■ **CHALLENGE A**
Could you reproduce, word for word, the part of the text on Clint's early film and TV work that opens with the words containing "Apparently, his Adam's" and closes with "show Highway Patrol."?

1958 brought just 2 more movies. First
came Lafayette Escadrille (again with Janssen), concerning the famous
American volunteer squadron of WW1. Then there was Ambush At Cimarron
Pass, where a post-Civil War army unit joins up with some cowboys to
battle Indians on the warpath. It wasn't great, but interestingly Clint
played an ex-Confederate soldier who really doesn't want to help out the
Union Army. Eighteen years later, in one of his finest films, his Josey
Wales would be the legendary last of the Confederate hold-outs.
It seemed to be going well, then suddenly he was dropped by Universal.
Apparently, his Adam's Apple was too big. Undeterred, he continued with
his acting classes, worked out in the gym and made ends meet by digging
swimming pools in the San Fernando Valley. Auditions only brought one
role, in the cop show Highway Patrol.
But everything turned around in 1958 when he won a prime role in
Rawhide. Visiting a friend on the CBS lot, he was spotted by an
executive who thought he looked so much like a cowboy he hired him
immediately. TV western serials were big business back then, with Wagon
Train, Gunsmoke, Cheyenne, Lawman, Wyatt Earp and Maverick all doing
well. Now Charles Marquis Warren, who'd originally brought the radio
show Gunlaw to TV as Gunsmoke, had a bright idea - to base a new serial
around a never-ending cattle drive. Inspired by Cattle Empire, the 1866
diary of drover George C. Duffield, and Borden Chase's novel The Chisolm
Trail (already the inspiration behind John Wayne's Red River), the
series had interested CBS and premiered in January, 1959, as a
mid-season replacement.

■ **SUPPLIED DATA**
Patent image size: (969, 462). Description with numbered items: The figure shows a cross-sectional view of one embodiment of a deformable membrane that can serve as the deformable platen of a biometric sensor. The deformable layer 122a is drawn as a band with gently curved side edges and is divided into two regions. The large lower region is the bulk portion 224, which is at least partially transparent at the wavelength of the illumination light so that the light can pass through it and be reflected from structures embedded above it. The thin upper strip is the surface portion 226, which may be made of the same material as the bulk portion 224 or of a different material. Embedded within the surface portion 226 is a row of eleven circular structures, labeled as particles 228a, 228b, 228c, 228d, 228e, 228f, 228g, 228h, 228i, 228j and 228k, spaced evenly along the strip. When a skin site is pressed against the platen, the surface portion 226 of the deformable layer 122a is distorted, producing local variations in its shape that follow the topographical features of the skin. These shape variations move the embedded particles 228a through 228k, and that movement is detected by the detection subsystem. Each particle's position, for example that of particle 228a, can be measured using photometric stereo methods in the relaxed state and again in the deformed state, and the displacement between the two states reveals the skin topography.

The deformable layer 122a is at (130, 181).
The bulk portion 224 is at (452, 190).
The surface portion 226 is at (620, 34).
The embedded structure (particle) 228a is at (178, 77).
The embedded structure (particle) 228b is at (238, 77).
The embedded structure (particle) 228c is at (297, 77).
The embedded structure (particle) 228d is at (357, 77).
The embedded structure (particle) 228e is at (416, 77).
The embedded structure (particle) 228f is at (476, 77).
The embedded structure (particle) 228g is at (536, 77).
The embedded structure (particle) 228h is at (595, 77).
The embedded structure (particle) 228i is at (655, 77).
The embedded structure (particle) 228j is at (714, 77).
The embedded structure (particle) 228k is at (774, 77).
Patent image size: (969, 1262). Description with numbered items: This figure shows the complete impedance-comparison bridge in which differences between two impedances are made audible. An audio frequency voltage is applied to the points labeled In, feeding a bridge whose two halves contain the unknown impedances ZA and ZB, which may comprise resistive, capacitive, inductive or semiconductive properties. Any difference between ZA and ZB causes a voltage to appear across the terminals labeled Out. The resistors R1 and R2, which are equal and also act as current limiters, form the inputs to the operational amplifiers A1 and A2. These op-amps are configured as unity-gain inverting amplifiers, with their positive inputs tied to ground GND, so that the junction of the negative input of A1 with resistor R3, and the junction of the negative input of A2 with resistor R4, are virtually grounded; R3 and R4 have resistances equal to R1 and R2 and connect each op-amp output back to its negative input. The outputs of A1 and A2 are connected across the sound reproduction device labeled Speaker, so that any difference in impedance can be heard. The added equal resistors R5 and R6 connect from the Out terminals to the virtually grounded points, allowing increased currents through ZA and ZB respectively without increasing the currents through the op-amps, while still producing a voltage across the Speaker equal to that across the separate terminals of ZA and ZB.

■ **CHALLENGE B**
Will you write out the listing verbatim, from its first line through the line containing "The embedded structure (particle) 228e", with both of those lines included?

■ **TASK RESULT A**
Apparently, his Adam's Apple was too big. Undeterred, he continued with
his acting classes, worked out in the gym and made ends meet by digging
swimming pools in the San Fernando Valley. Auditions only brought one
role, in the cop show Highway Patrol.

■ **TASK RESULT B**
Patent image size: (969, 462). Description with numbered items: The figure shows a cross-sectional view of one embodiment of a deformable membrane that can serve as the deformable platen of a biometric sensor. The deformable layer 122a is drawn as a band with gently curved side edges and is divided into two regions. The large lower region is the bulk portion 224, which is at least partially transparent at the wavelength of the illumination light so that the light can pass through it and be reflected from structures embedded above it. The thin upper strip is the surface portion 226, which may be made of the same material as the bulk portion 224 or of a different material. Embedded within the surface portion 226 is a row of eleven circular structures, labeled as particles 228a, 228b, 228c, 228d, 228e, 228f, 228g, 228h, 228i, 228j and 228k, spaced evenly along the strip. When a skin site is pressed against the platen, the surface portion 226 of the deformable layer 122a is distorted, producing local variations in its shape that follow the topographical features of the skin. These shape variations move the embedded particles 228a through 228k, and that movement is detected by the detection subsystem. Each particle's position, for example that of particle 228a, can be measured using photometric stereo methods in the relaxed state and again in the deformed state, and the displacement between the two states reveals the skin topography.

The deformable layer 122a is at (130, 181).
The bulk portion 224 is at (452, 190).
The surface portion 226 is at (620, 34).
The embedded structure (particle) 228a is at (178, 77).
The embedded structure (particle) 228b is at (238, 77).
The embedded structure (particle) 228c is at (297, 77).
The embedded structure (particle) 228d is at (357, 77).
The embedded structure (particle) 228e is at (416, 77).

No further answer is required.